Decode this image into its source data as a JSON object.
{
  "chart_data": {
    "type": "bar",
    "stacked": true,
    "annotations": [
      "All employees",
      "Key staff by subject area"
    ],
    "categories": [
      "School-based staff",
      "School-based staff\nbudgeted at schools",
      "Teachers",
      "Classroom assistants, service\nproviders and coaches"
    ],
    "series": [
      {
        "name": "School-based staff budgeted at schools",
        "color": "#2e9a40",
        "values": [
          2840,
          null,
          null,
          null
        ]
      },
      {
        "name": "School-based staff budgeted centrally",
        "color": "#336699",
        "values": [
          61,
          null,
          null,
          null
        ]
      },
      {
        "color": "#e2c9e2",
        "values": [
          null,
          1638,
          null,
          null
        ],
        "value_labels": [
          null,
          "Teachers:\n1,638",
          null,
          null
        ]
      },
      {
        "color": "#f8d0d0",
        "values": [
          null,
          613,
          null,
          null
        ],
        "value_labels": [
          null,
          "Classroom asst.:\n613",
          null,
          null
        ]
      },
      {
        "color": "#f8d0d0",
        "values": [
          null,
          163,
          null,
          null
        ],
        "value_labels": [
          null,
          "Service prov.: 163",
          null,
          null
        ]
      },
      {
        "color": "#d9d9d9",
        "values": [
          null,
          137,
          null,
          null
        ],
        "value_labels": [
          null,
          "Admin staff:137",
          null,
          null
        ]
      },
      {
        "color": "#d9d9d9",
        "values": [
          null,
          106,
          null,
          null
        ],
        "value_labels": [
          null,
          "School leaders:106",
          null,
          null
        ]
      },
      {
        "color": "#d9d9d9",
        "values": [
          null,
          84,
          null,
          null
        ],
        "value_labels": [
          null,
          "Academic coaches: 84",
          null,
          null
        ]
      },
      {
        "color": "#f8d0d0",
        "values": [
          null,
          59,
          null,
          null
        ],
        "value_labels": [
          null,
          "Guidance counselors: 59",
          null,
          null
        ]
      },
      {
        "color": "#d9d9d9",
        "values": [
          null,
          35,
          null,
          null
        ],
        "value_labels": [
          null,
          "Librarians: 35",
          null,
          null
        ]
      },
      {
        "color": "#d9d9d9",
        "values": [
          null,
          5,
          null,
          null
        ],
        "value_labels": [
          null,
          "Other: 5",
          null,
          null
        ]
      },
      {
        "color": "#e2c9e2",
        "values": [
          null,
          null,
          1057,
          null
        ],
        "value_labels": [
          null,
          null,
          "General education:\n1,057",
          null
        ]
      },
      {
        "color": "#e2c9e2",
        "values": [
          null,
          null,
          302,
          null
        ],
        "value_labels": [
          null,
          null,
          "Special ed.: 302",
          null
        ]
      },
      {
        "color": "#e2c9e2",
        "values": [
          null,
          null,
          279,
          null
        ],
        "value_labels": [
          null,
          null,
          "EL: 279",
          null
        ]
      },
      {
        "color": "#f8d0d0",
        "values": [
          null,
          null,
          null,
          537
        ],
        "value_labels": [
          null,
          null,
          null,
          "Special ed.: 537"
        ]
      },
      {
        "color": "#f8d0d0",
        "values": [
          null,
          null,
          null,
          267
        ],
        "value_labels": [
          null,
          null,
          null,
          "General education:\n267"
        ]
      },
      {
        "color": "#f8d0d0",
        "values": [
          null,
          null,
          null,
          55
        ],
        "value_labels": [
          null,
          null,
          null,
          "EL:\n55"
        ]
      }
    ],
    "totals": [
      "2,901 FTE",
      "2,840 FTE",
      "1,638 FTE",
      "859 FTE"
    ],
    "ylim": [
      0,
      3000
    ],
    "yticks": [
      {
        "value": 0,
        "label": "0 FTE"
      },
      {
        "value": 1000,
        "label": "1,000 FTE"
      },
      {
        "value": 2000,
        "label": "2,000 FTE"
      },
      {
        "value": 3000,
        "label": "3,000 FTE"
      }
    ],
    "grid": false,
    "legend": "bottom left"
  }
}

···

Direction:
Give the number of lines that hold the word "education" in these records, with nothing added.

Problem solution:
2